» **SOURCE MATERIAL**:
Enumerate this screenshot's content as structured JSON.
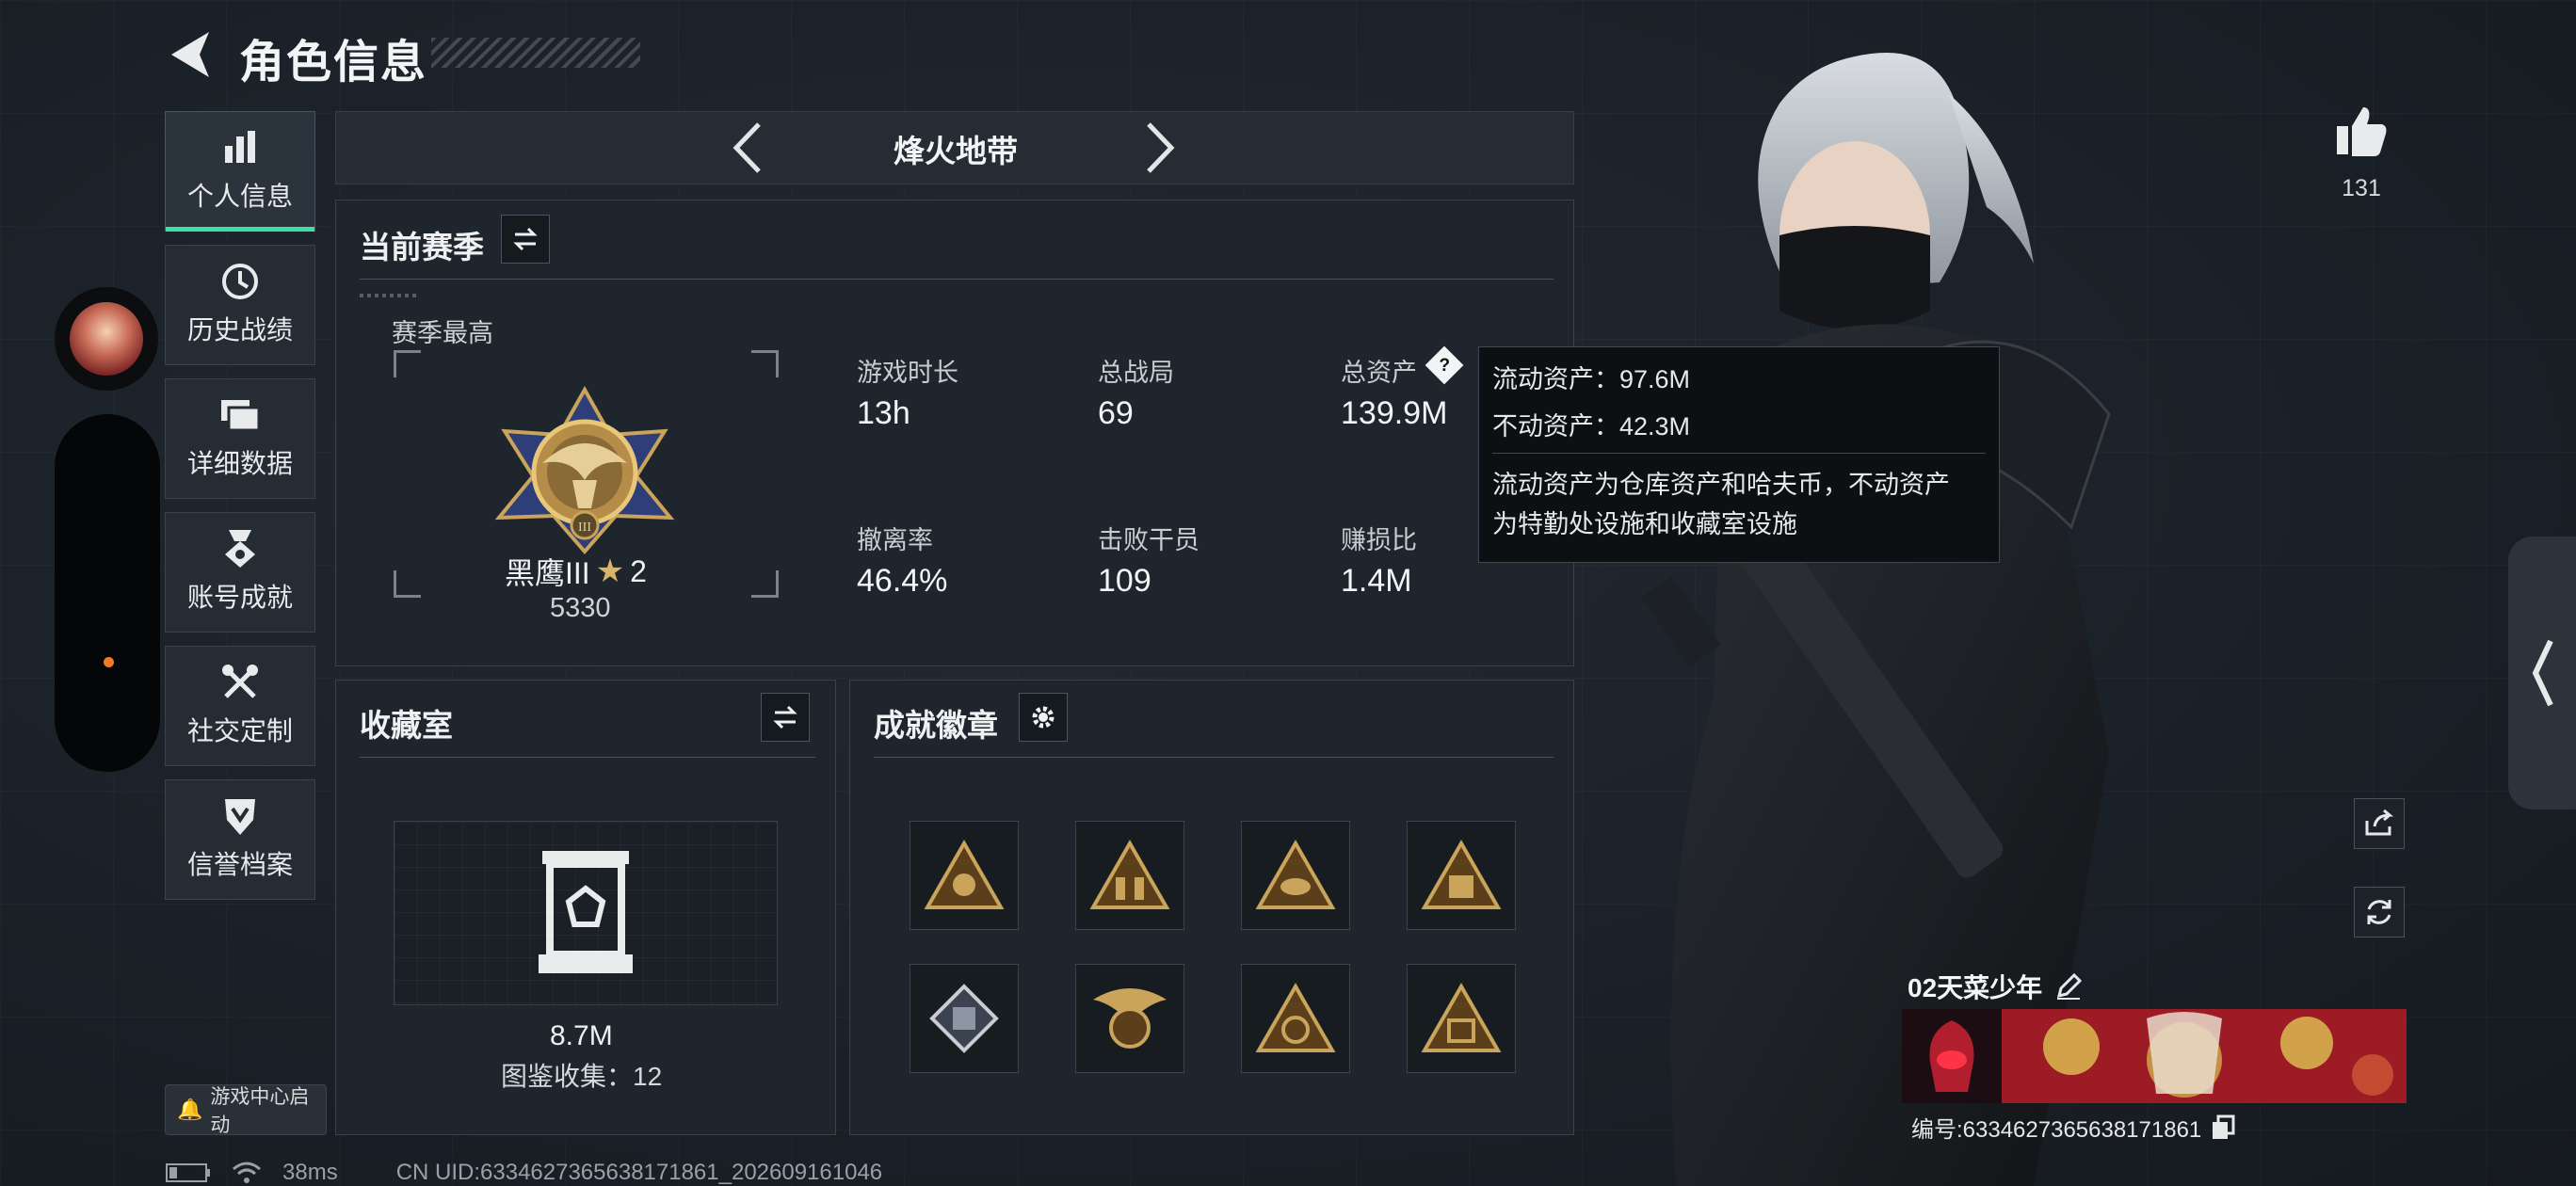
{
  "header": {
    "title": "角色信息"
  },
  "sidebar": {
    "items": [
      {
        "label": "个人信息",
        "icon": "bar-chart-icon",
        "active": true
      },
      {
        "label": "历史战绩",
        "icon": "history-clock-icon",
        "active": false
      },
      {
        "label": "详细数据",
        "icon": "folder-stack-icon",
        "active": false
      },
      {
        "label": "账号成就",
        "icon": "medal-icon",
        "active": false
      },
      {
        "label": "社交定制",
        "icon": "tools-icon",
        "active": false
      },
      {
        "label": "信誉档案",
        "icon": "shield-badge-icon",
        "active": false
      }
    ],
    "game_center_label": "游戏中心启动"
  },
  "mode_tab": {
    "label": "烽火地带"
  },
  "season_panel": {
    "title": "当前赛季",
    "best_label": "赛季最高",
    "rank_name": "黑鹰III",
    "rank_stars": "2",
    "rank_score": "5330",
    "stats": [
      {
        "label": "游戏时长",
        "value": "13h"
      },
      {
        "label": "总战局",
        "value": "69"
      },
      {
        "label": "总资产",
        "value": "139.9M"
      },
      {
        "label": "撤离率",
        "value": "46.4%"
      },
      {
        "label": "击败干员",
        "value": "109"
      },
      {
        "label": "赚损比",
        "value": "1.4M"
      }
    ]
  },
  "tooltip": {
    "liquid": "流动资产：97.6M",
    "fixed": "不动资产：42.3M",
    "desc_line1": "流动资产为仓库资产和哈夫币，不动资产",
    "desc_line2": "为特勤处设施和收藏室设施"
  },
  "collection_panel": {
    "title": "收藏室",
    "value": "8.7M",
    "catalog": "图鉴收集：12"
  },
  "achievement_panel": {
    "title": "成就徽章",
    "badges": [
      "triangle-emblem-icon",
      "triangle-soldiers-icon",
      "triangle-eye-icon",
      "triangle-box-icon",
      "cube-crate-icon",
      "eagle-crest-icon",
      "triangle-s9-icon",
      "triangle-s8-icon"
    ]
  },
  "profile": {
    "likes": "131",
    "player_name": "02天菜少年",
    "player_id": "编号:6334627365638171861"
  },
  "status_bar": {
    "ping": "38ms",
    "uid": "CN UID:6334627365638171861_202609161046"
  },
  "colors": {
    "accent": "#3ee0a0",
    "gold": "#c9a45a",
    "panel": "#1f252c"
  }
}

» **PROBLEM TO SOLVE**: Show all lines from the data above in which the word "triangle" appears.

» **TASK ANSWER**:
      "triangle-emblem-icon",
      "triangle-soldiers-icon",
      "triangle-eye-icon",
      "triangle-box-icon",
      "triangle-s9-icon",
      "triangle-s8-icon"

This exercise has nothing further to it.